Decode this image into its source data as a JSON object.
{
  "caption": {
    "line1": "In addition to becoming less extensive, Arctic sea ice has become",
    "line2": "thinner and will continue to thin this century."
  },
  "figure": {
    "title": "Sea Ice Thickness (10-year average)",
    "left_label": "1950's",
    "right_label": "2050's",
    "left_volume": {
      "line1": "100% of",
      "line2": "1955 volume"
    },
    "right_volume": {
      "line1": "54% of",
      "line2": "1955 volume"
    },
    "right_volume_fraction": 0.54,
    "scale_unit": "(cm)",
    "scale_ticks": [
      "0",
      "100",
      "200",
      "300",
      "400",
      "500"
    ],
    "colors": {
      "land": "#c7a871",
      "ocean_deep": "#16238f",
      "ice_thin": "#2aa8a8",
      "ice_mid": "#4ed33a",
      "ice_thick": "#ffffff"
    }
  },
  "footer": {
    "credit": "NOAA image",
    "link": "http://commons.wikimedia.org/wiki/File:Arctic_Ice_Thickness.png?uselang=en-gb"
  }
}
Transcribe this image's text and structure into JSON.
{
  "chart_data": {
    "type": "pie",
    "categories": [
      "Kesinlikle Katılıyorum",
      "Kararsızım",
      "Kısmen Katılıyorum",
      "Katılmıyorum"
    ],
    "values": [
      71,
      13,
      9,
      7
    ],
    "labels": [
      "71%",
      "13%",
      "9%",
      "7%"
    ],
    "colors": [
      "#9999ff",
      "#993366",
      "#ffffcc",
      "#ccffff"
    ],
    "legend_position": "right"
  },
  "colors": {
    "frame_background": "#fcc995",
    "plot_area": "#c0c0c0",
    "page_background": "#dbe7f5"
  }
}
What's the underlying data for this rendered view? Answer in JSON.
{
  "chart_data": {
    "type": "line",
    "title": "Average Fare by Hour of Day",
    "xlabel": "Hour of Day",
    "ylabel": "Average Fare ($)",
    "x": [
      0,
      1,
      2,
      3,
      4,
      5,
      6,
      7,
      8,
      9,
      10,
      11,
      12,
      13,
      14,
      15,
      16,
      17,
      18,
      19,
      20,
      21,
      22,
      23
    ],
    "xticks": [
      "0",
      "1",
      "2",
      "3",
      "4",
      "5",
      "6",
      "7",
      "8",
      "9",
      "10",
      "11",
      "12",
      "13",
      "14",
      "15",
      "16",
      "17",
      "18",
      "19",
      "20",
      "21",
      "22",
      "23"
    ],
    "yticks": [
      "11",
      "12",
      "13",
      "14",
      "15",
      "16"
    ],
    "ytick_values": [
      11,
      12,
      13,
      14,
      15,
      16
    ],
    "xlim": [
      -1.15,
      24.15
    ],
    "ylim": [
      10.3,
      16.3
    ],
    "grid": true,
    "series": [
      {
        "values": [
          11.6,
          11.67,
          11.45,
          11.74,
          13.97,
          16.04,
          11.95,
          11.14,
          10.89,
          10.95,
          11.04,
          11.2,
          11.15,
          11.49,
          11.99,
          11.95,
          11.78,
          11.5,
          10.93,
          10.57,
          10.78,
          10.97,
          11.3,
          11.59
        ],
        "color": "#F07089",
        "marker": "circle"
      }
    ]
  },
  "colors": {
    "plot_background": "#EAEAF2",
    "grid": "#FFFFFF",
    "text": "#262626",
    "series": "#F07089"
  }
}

◆ **Task directions**:
Find the lines that include the string "Hour", then copy each of them.

◆ **Completed exercise**:
    "title": "Average Fare by Hour of Day",
    "xlabel": "Hour of Day",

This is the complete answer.